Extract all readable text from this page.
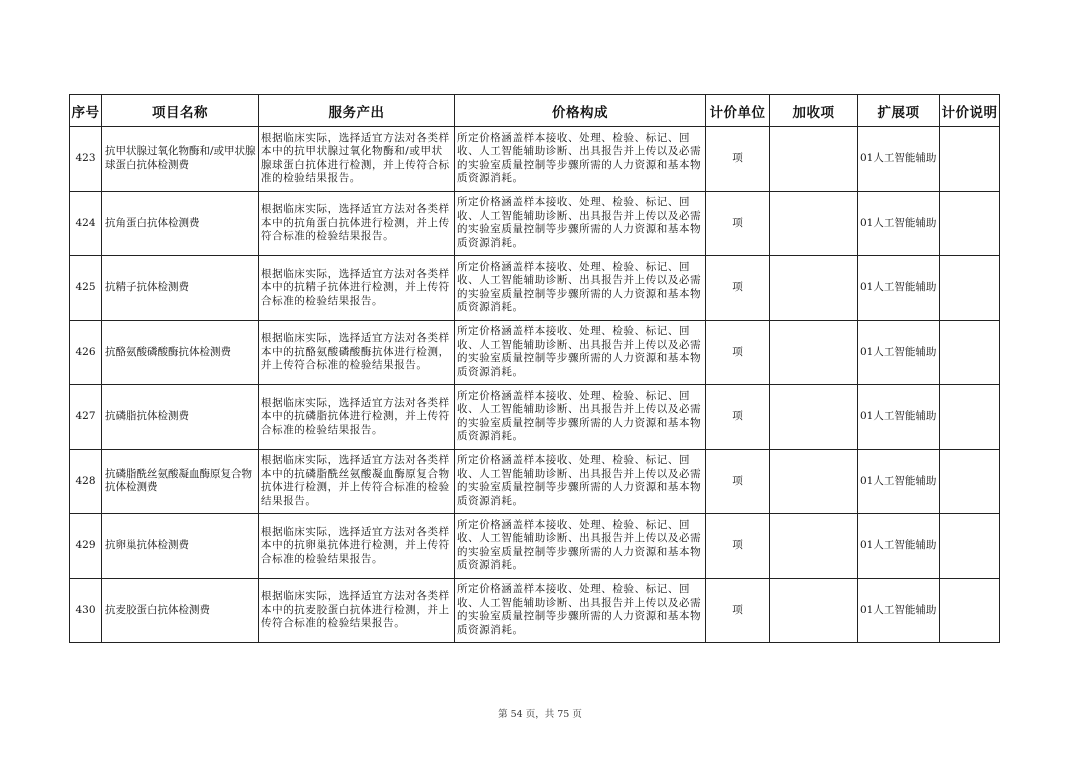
序号	项目名称	服务产出	价格构成	计价单位	加收项	扩展项	计价说明
423	抗甲状腺过氧化物酶和/或甲状腺球蛋白抗体检测费	根据临床实际，选择适宜方法对各类样本中的抗甲状腺过氧化物酶和/或甲状腺球蛋白抗体进行检测，并上传符合标准的检验结果报告。	所定价格涵盖样本接收、处理、检验、标记、回收、人工智能辅助诊断、出具报告并上传以及必需的实验室质量控制等步骤所需的人力资源和基本物质资源消耗。	项		01人工智能辅助	
424	抗角蛋白抗体检测费	根据临床实际，选择适宜方法对各类样本中的抗角蛋白抗体进行检测，并上传符合标准的检验结果报告。	所定价格涵盖样本接收、处理、检验、标记、回收、人工智能辅助诊断、出具报告并上传以及必需的实验室质量控制等步骤所需的人力资源和基本物质资源消耗。	项		01人工智能辅助	
425	抗精子抗体检测费	根据临床实际，选择适宜方法对各类样本中的抗精子抗体进行检测，并上传符合标准的检验结果报告。	所定价格涵盖样本接收、处理、检验、标记、回收、人工智能辅助诊断、出具报告并上传以及必需的实验室质量控制等步骤所需的人力资源和基本物质资源消耗。	项		01人工智能辅助	
426	抗酪氨酸磷酸酶抗体检测费	根据临床实际，选择适宜方法对各类样本中的抗酪氨酸磷酸酶抗体进行检测，并上传符合标准的检验结果报告。	所定价格涵盖样本接收、处理、检验、标记、回收、人工智能辅助诊断、出具报告并上传以及必需的实验室质量控制等步骤所需的人力资源和基本物质资源消耗。	项		01人工智能辅助	
427	抗磷脂抗体检测费	根据临床实际，选择适宜方法对各类样本中的抗磷脂抗体进行检测，并上传符合标准的检验结果报告。	所定价格涵盖样本接收、处理、检验、标记、回收、人工智能辅助诊断、出具报告并上传以及必需的实验室质量控制等步骤所需的人力资源和基本物质资源消耗。	项		01人工智能辅助	
428	抗磷脂酰丝氨酸凝血酶原复合物抗体检测费	根据临床实际，选择适宜方法对各类样本中的抗磷脂酰丝氨酸凝血酶原复合物抗体进行检测，并上传符合标准的检验结果报告。	所定价格涵盖样本接收、处理、检验、标记、回收、人工智能辅助诊断、出具报告并上传以及必需的实验室质量控制等步骤所需的人力资源和基本物质资源消耗。	项		01人工智能辅助	
429	抗卵巢抗体检测费	根据临床实际，选择适宜方法对各类样本中的抗卵巢抗体进行检测，并上传符合标准的检验结果报告。	所定价格涵盖样本接收、处理、检验、标记、回收、人工智能辅助诊断、出具报告并上传以及必需的实验室质量控制等步骤所需的人力资源和基本物质资源消耗。	项		01人工智能辅助	
430	抗麦胶蛋白抗体检测费	根据临床实际，选择适宜方法对各类样本中的抗麦胶蛋白抗体进行检测，并上传符合标准的检验结果报告。	所定价格涵盖样本接收、处理、检验、标记、回收、人工智能辅助诊断、出具报告并上传以及必需的实验室质量控制等步骤所需的人力资源和基本物质资源消耗。	项		01人工智能辅助	
第 54 页，共 75 页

════════════════════

Task to complete:
Go through the entries above and print each one exactly, minus the pictures.

Worked answer:
Extract all readable text from this page.
序号	项目名称	服务产出	价格构成	计价单位	加收项	扩展项	计价说明
423	抗甲状腺过氧化物酶和/或甲状腺球蛋白抗体检测费	根据临床实际，选择适宜方法对各类样本中的抗甲状腺过氧化物酶和/或甲状腺球蛋白抗体进行检测，并上传符合标准的检验结果报告。	所定价格涵盖样本接收、处理、检验、标记、回收、人工智能辅助诊断、出具报告并上传以及必需的实验室质量控制等步骤所需的人力资源和基本物质资源消耗。	项		01人工智能辅助	
424	抗角蛋白抗体检测费	根据临床实际，选择适宜方法对各类样本中的抗角蛋白抗体进行检测，并上传符合标准的检验结果报告。	所定价格涵盖样本接收、处理、检验、标记、回收、人工智能辅助诊断、出具报告并上传以及必需的实验室质量控制等步骤所需的人力资源和基本物质资源消耗。	项		01人工智能辅助	
425	抗精子抗体检测费	根据临床实际，选择适宜方法对各类样本中的抗精子抗体进行检测，并上传符合标准的检验结果报告。	所定价格涵盖样本接收、处理、检验、标记、回收、人工智能辅助诊断、出具报告并上传以及必需的实验室质量控制等步骤所需的人力资源和基本物质资源消耗。	项		01人工智能辅助	
426	抗酪氨酸磷酸酶抗体检测费	根据临床实际，选择适宜方法对各类样本中的抗酪氨酸磷酸酶抗体进行检测，并上传符合标准的检验结果报告。	所定价格涵盖样本接收、处理、检验、标记、回收、人工智能辅助诊断、出具报告并上传以及必需的实验室质量控制等步骤所需的人力资源和基本物质资源消耗。	项		01人工智能辅助	
427	抗磷脂抗体检测费	根据临床实际，选择适宜方法对各类样本中的抗磷脂抗体进行检测，并上传符合标准的检验结果报告。	所定价格涵盖样本接收、处理、检验、标记、回收、人工智能辅助诊断、出具报告并上传以及必需的实验室质量控制等步骤所需的人力资源和基本物质资源消耗。	项		01人工智能辅助	
428	抗磷脂酰丝氨酸凝血酶原复合物抗体检测费	根据临床实际，选择适宜方法对各类样本中的抗磷脂酰丝氨酸凝血酶原复合物抗体进行检测，并上传符合标准的检验结果报告。	所定价格涵盖样本接收、处理、检验、标记、回收、人工智能辅助诊断、出具报告并上传以及必需的实验室质量控制等步骤所需的人力资源和基本物质资源消耗。	项		01人工智能辅助	
429	抗卵巢抗体检测费	根据临床实际，选择适宜方法对各类样本中的抗卵巢抗体进行检测，并上传符合标准的检验结果报告。	所定价格涵盖样本接收、处理、检验、标记、回收、人工智能辅助诊断、出具报告并上传以及必需的实验室质量控制等步骤所需的人力资源和基本物质资源消耗。	项		01人工智能辅助	
430	抗麦胶蛋白抗体检测费	根据临床实际，选择适宜方法对各类样本中的抗麦胶蛋白抗体进行检测，并上传符合标准的检验结果报告。	所定价格涵盖样本接收、处理、检验、标记、回收、人工智能辅助诊断、出具报告并上传以及必需的实验室质量控制等步骤所需的人力资源和基本物质资源消耗。	项		01人工智能辅助	
第 54 页，共 75 页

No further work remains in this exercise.